Put everything from the start of the records down to the line containing "sponsor-line-1: Bayerische [222, 503, 267, 514]", both ends included, into a JSON list of strings with one string per line and no blank lines.

=== Dataset content ===

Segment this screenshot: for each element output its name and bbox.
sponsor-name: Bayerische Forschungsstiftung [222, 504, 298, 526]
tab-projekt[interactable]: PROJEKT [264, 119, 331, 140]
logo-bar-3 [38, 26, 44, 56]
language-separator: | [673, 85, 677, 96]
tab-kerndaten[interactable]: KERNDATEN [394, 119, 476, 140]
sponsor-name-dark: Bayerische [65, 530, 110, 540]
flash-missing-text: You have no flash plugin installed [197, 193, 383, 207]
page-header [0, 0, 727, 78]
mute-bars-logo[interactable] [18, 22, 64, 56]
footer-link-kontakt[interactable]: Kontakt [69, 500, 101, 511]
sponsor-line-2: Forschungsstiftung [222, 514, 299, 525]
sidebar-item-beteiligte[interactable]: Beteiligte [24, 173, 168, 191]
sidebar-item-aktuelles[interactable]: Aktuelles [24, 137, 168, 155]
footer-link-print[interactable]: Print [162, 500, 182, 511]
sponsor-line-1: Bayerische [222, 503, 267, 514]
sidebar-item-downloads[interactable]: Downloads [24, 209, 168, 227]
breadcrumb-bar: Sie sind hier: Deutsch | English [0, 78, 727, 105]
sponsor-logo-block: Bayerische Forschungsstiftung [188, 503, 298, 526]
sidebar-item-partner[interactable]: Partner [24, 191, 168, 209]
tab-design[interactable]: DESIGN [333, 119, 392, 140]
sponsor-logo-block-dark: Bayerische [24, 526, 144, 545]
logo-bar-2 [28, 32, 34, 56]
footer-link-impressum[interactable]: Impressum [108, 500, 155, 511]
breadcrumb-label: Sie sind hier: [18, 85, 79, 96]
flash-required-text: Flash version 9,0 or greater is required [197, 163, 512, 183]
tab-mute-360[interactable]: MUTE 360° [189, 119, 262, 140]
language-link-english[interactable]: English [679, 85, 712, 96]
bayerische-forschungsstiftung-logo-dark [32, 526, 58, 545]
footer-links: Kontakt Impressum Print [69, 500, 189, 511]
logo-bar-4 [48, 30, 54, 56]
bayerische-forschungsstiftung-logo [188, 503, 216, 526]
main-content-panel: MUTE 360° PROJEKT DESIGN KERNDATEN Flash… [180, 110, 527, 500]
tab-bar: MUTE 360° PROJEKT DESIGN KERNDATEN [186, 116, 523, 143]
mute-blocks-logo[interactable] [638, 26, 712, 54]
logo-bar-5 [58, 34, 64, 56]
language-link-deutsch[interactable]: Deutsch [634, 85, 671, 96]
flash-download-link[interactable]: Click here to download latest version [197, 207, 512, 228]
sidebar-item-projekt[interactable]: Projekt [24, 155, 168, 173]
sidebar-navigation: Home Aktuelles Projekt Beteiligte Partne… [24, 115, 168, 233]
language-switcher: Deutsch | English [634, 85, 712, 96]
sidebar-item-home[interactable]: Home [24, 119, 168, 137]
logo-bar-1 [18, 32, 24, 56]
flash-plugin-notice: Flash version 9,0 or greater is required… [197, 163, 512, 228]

===

## Answer to this problem
[
  "Segment this screenshot: for each element output its name and bbox.",
  "sponsor-name: Bayerische Forschungsstiftung [222, 504, 298, 526]",
  "tab-projekt[interactable]: PROJEKT [264, 119, 331, 140]",
  "logo-bar-3 [38, 26, 44, 56]",
  "language-separator: | [673, 85, 677, 96]",
  "tab-kerndaten[interactable]: KERNDATEN [394, 119, 476, 140]",
  "sponsor-name-dark: Bayerische [65, 530, 110, 540]",
  "flash-missing-text: You have no flash plugin installed [197, 193, 383, 207]",
  "page-header [0, 0, 727, 78]",
  "mute-bars-logo[interactable] [18, 22, 64, 56]",
  "footer-link-kontakt[interactable]: Kontakt [69, 500, 101, 511]",
  "sponsor-line-2: Forschungsstiftung [222, 514, 299, 525]",
  "sidebar-item-beteiligte[interactable]: Beteiligte [24, 173, 168, 191]",
  "sidebar-item-aktuelles[interactable]: Aktuelles [24, 137, 168, 155]",
  "footer-link-print[interactable]: Print [162, 500, 182, 511]",
  "sponsor-line-1: Bayerische [222, 503, 267, 514]"
]